# WHAT YOU NEED TO DO
Your task is to extract every entry that follows word for word while excluding the pictures.

# RECORDS FOR THIS EXERCISE
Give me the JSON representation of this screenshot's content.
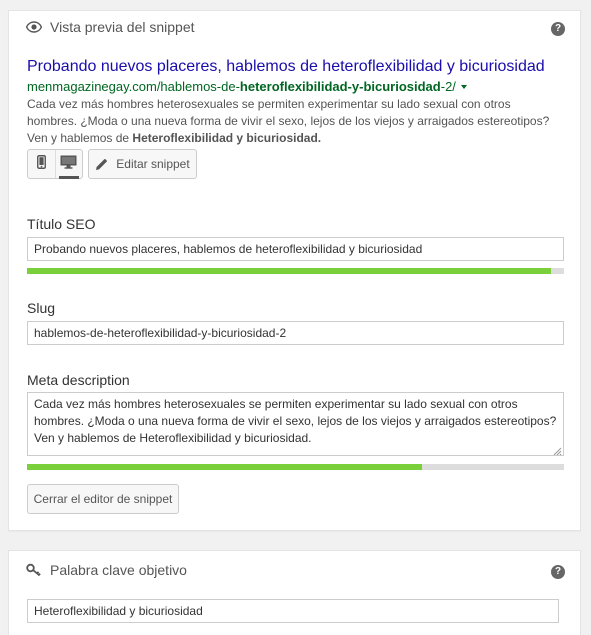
{
  "snippet_preview": {
    "header": "Vista previa del snippet",
    "help_label": "?",
    "title": "Probando nuevos placeres, hablemos de heteroflexibilidad y bicuriosidad",
    "url_prefix": "menmagazinegay.com/hablemos-de-",
    "url_bold": "heteroflexibilidad-y-bicuriosidad",
    "url_suffix": "-2/",
    "description_text": "Cada vez más hombres heterosexuales se permiten experimentar su lado sexual con otros hombres. ¿Moda o una nueva forma de vivir el sexo, lejos de los viejos y arraigados estereotipos? Ven y hablemos de ",
    "description_bold": "Heteroflexibilidad y bicuriosidad.",
    "mobile_icon": "mobile-icon",
    "desktop_icon": "desktop-icon",
    "active_mode": "desktop",
    "edit_label": "Editar snippet"
  },
  "editor": {
    "seo_title_label": "Título SEO",
    "seo_title_value": "Probando nuevos placeres, hablemos de heteroflexibilidad y bicuriosidad",
    "seo_title_progress": 0.975,
    "slug_label": "Slug",
    "slug_value": "hablemos-de-heteroflexibilidad-y-bicuriosidad-2",
    "meta_label": "Meta description",
    "meta_value": "Cada vez más hombres heterosexuales se permiten experimentar su lado sexual con otros hombres. ¿Moda o una nueva forma de vivir el sexo, lejos de los viejos y arraigados estereotipos? Ven y hablemos de Heteroflexibilidad y bicuriosidad.",
    "meta_progress": 0.736,
    "close_label": "Cerrar el editor de snippet"
  },
  "focus_keyword": {
    "header": "Palabra clave objetivo",
    "help_label": "?",
    "value": "Heteroflexibilidad y bicuriosidad"
  },
  "colors": {
    "title_link": "#1a0dab",
    "url_green": "#006621",
    "progress_good": "#7ad03a",
    "progress_track": "#dddddd"
  }
}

# CORRECT RESULT
Give me the JSON representation of this screenshot's content.
{
  "snippet_preview": {
    "header": "Vista previa del snippet",
    "help_label": "?",
    "title": "Probando nuevos placeres, hablemos de heteroflexibilidad y bicuriosidad",
    "url_prefix": "menmagazinegay.com/hablemos-de-",
    "url_bold": "heteroflexibilidad-y-bicuriosidad",
    "url_suffix": "-2/",
    "description_text": "Cada vez más hombres heterosexuales se permiten experimentar su lado sexual con otros hombres. ¿Moda o una nueva forma de vivir el sexo, lejos de los viejos y arraigados estereotipos? Ven y hablemos de ",
    "description_bold": "Heteroflexibilidad y bicuriosidad.",
    "mobile_icon": "mobile-icon",
    "desktop_icon": "desktop-icon",
    "active_mode": "desktop",
    "edit_label": "Editar snippet"
  },
  "editor": {
    "seo_title_label": "Título SEO",
    "seo_title_value": "Probando nuevos placeres, hablemos de heteroflexibilidad y bicuriosidad",
    "seo_title_progress": 0.975,
    "slug_label": "Slug",
    "slug_value": "hablemos-de-heteroflexibilidad-y-bicuriosidad-2",
    "meta_label": "Meta description",
    "meta_value": "Cada vez más hombres heterosexuales se permiten experimentar su lado sexual con otros hombres. ¿Moda o una nueva forma de vivir el sexo, lejos de los viejos y arraigados estereotipos? Ven y hablemos de Heteroflexibilidad y bicuriosidad.",
    "meta_progress": 0.736,
    "close_label": "Cerrar el editor de snippet"
  },
  "focus_keyword": {
    "header": "Palabra clave objetivo",
    "help_label": "?",
    "value": "Heteroflexibilidad y bicuriosidad"
  },
  "colors": {
    "title_link": "#1a0dab",
    "url_green": "#006621",
    "progress_good": "#7ad03a",
    "progress_track": "#dddddd"
  }
}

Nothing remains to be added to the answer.